-- begin Exercise input --

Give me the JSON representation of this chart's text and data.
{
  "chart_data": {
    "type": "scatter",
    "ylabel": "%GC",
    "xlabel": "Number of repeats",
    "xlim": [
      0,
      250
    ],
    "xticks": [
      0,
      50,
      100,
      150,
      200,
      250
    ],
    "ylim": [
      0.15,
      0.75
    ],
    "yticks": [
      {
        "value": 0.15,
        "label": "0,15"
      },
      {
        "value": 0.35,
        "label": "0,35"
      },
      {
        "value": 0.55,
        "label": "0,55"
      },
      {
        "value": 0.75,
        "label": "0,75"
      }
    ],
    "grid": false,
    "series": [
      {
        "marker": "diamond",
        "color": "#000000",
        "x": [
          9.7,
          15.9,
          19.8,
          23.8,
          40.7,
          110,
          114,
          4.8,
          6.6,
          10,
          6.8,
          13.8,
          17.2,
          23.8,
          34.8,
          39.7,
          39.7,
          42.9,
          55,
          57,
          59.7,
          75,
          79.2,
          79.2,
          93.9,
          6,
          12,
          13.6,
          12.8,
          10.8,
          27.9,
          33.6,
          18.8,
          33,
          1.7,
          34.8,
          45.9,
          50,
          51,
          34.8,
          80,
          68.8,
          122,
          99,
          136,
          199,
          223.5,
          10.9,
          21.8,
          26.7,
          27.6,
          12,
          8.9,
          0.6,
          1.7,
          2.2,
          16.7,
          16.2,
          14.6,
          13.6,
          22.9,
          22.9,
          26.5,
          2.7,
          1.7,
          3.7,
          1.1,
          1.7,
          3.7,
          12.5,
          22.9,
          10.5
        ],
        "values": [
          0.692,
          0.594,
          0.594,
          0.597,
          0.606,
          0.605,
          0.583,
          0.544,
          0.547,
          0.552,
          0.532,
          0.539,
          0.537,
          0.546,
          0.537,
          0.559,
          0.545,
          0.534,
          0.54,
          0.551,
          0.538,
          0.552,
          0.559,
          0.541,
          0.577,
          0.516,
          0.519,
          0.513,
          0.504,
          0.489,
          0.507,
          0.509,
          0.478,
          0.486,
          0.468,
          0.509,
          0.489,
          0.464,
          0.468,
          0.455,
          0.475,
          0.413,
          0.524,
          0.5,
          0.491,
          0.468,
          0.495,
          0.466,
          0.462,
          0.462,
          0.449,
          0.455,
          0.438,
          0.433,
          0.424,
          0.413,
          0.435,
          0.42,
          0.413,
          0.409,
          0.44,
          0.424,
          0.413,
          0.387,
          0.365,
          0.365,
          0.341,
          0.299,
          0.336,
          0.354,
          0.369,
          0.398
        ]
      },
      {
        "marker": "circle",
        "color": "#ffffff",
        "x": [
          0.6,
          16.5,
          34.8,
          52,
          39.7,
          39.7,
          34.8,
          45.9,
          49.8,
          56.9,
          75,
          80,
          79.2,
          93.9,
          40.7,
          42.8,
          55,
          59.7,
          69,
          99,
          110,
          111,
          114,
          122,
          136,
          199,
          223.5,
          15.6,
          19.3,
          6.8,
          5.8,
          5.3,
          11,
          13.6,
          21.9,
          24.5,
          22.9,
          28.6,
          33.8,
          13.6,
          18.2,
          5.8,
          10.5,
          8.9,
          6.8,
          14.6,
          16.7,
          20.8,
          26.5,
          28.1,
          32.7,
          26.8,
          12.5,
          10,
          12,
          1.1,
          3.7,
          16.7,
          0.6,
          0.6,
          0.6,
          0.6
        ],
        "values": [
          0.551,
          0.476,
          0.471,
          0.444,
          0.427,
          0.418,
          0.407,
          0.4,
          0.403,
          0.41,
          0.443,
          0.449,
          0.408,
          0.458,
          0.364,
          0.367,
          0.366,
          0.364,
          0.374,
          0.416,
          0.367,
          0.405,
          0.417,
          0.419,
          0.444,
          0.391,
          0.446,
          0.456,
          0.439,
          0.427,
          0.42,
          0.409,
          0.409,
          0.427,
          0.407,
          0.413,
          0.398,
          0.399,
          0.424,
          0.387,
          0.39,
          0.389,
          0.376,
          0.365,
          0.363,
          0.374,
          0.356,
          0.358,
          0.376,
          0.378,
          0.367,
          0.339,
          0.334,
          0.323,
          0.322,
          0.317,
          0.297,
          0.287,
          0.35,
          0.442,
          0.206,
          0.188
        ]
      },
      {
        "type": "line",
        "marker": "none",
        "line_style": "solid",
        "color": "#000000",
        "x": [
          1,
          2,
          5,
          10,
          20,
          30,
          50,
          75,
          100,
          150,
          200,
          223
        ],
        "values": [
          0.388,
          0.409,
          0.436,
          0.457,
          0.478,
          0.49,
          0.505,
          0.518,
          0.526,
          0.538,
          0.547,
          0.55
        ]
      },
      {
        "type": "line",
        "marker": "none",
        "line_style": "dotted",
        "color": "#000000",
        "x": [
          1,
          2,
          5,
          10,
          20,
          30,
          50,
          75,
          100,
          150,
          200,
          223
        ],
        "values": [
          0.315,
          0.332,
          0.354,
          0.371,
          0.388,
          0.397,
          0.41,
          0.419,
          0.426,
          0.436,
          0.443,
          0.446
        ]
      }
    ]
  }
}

-- end Exercise input --

The task –
Repeat each of the entries above precisely as given.

Response below –
Give me the JSON representation of this chart's text and data.
{
  "chart_data": {
    "type": "scatter",
    "ylabel": "%GC",
    "xlabel": "Number of repeats",
    "xlim": [
      0,
      250
    ],
    "xticks": [
      0,
      50,
      100,
      150,
      200,
      250
    ],
    "ylim": [
      0.15,
      0.75
    ],
    "yticks": [
      {
        "value": 0.15,
        "label": "0,15"
      },
      {
        "value": 0.35,
        "label": "0,35"
      },
      {
        "value": 0.55,
        "label": "0,55"
      },
      {
        "value": 0.75,
        "label": "0,75"
      }
    ],
    "grid": false,
    "series": [
      {
        "marker": "diamond",
        "color": "#000000",
        "x": [
          9.7,
          15.9,
          19.8,
          23.8,
          40.7,
          110,
          114,
          4.8,
          6.6,
          10,
          6.8,
          13.8,
          17.2,
          23.8,
          34.8,
          39.7,
          39.7,
          42.9,
          55,
          57,
          59.7,
          75,
          79.2,
          79.2,
          93.9,
          6,
          12,
          13.6,
          12.8,
          10.8,
          27.9,
          33.6,
          18.8,
          33,
          1.7,
          34.8,
          45.9,
          50,
          51,
          34.8,
          80,
          68.8,
          122,
          99,
          136,
          199,
          223.5,
          10.9,
          21.8,
          26.7,
          27.6,
          12,
          8.9,
          0.6,
          1.7,
          2.2,
          16.7,
          16.2,
          14.6,
          13.6,
          22.9,
          22.9,
          26.5,
          2.7,
          1.7,
          3.7,
          1.1,
          1.7,
          3.7,
          12.5,
          22.9,
          10.5
        ],
        "values": [
          0.692,
          0.594,
          0.594,
          0.597,
          0.606,
          0.605,
          0.583,
          0.544,
          0.547,
          0.552,
          0.532,
          0.539,
          0.537,
          0.546,
          0.537,
          0.559,
          0.545,
          0.534,
          0.54,
          0.551,
          0.538,
          0.552,
          0.559,
          0.541,
          0.577,
          0.516,
          0.519,
          0.513,
          0.504,
          0.489,
          0.507,
          0.509,
          0.478,
          0.486,
          0.468,
          0.509,
          0.489,
          0.464,
          0.468,
          0.455,
          0.475,
          0.413,
          0.524,
          0.5,
          0.491,
          0.468,
          0.495,
          0.466,
          0.462,
          0.462,
          0.449,
          0.455,
          0.438,
          0.433,
          0.424,
          0.413,
          0.435,
          0.42,
          0.413,
          0.409,
          0.44,
          0.424,
          0.413,
          0.387,
          0.365,
          0.365,
          0.341,
          0.299,
          0.336,
          0.354,
          0.369,
          0.398
        ]
      },
      {
        "marker": "circle",
        "color": "#ffffff",
        "x": [
          0.6,
          16.5,
          34.8,
          52,
          39.7,
          39.7,
          34.8,
          45.9,
          49.8,
          56.9,
          75,
          80,
          79.2,
          93.9,
          40.7,
          42.8,
          55,
          59.7,
          69,
          99,
          110,
          111,
          114,
          122,
          136,
          199,
          223.5,
          15.6,
          19.3,
          6.8,
          5.8,
          5.3,
          11,
          13.6,
          21.9,
          24.5,
          22.9,
          28.6,
          33.8,
          13.6,
          18.2,
          5.8,
          10.5,
          8.9,
          6.8,
          14.6,
          16.7,
          20.8,
          26.5,
          28.1,
          32.7,
          26.8,
          12.5,
          10,
          12,
          1.1,
          3.7,
          16.7,
          0.6,
          0.6,
          0.6,
          0.6
        ],
        "values": [
          0.551,
          0.476,
          0.471,
          0.444,
          0.427,
          0.418,
          0.407,
          0.4,
          0.403,
          0.41,
          0.443,
          0.449,
          0.408,
          0.458,
          0.364,
          0.367,
          0.366,
          0.364,
          0.374,
          0.416,
          0.367,
          0.405,
          0.417,
          0.419,
          0.444,
          0.391,
          0.446,
          0.456,
          0.439,
          0.427,
          0.42,
          0.409,
          0.409,
          0.427,
          0.407,
          0.413,
          0.398,
          0.399,
          0.424,
          0.387,
          0.39,
          0.389,
          0.376,
          0.365,
          0.363,
          0.374,
          0.356,
          0.358,
          0.376,
          0.378,
          0.367,
          0.339,
          0.334,
          0.323,
          0.322,
          0.317,
          0.297,
          0.287,
          0.35,
          0.442,
          0.206,
          0.188
        ]
      },
      {
        "type": "line",
        "marker": "none",
        "line_style": "solid",
        "color": "#000000",
        "x": [
          1,
          2,
          5,
          10,
          20,
          30,
          50,
          75,
          100,
          150,
          200,
          223
        ],
        "values": [
          0.388,
          0.409,
          0.436,
          0.457,
          0.478,
          0.49,
          0.505,
          0.518,
          0.526,
          0.538,
          0.547,
          0.55
        ]
      },
      {
        "type": "line",
        "marker": "none",
        "line_style": "dotted",
        "color": "#000000",
        "x": [
          1,
          2,
          5,
          10,
          20,
          30,
          50,
          75,
          100,
          150,
          200,
          223
        ],
        "values": [
          0.315,
          0.332,
          0.354,
          0.371,
          0.388,
          0.397,
          0.41,
          0.419,
          0.426,
          0.436,
          0.443,
          0.446
        ]
      }
    ]
  }
}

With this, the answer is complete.